Recorded data:
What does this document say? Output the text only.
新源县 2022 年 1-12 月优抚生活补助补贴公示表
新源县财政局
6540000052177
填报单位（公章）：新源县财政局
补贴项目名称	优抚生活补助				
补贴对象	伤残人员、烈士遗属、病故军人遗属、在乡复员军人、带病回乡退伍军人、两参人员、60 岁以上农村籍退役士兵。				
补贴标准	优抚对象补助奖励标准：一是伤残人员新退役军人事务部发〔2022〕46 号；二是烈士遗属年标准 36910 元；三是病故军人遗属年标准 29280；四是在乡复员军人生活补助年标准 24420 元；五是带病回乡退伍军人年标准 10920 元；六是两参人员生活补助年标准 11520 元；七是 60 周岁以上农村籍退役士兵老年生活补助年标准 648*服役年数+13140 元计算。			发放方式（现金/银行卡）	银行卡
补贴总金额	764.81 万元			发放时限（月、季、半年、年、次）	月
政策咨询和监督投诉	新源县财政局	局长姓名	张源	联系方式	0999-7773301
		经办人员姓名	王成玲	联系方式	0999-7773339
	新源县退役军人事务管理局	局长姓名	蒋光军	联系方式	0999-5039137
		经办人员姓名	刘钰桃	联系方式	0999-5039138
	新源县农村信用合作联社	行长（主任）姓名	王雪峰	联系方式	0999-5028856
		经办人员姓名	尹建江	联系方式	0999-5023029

» WORK TO DO: Each line with the string "局长姓名" in it needs to be found and copied.

» RESULT FOR THIS TASK:
政策咨询和监督投诉	新源县财政局	局长姓名	张源	联系方式	0999-7773301
	新源县退役军人事务管理局	局长姓名	蒋光军	联系方式	0999-5039137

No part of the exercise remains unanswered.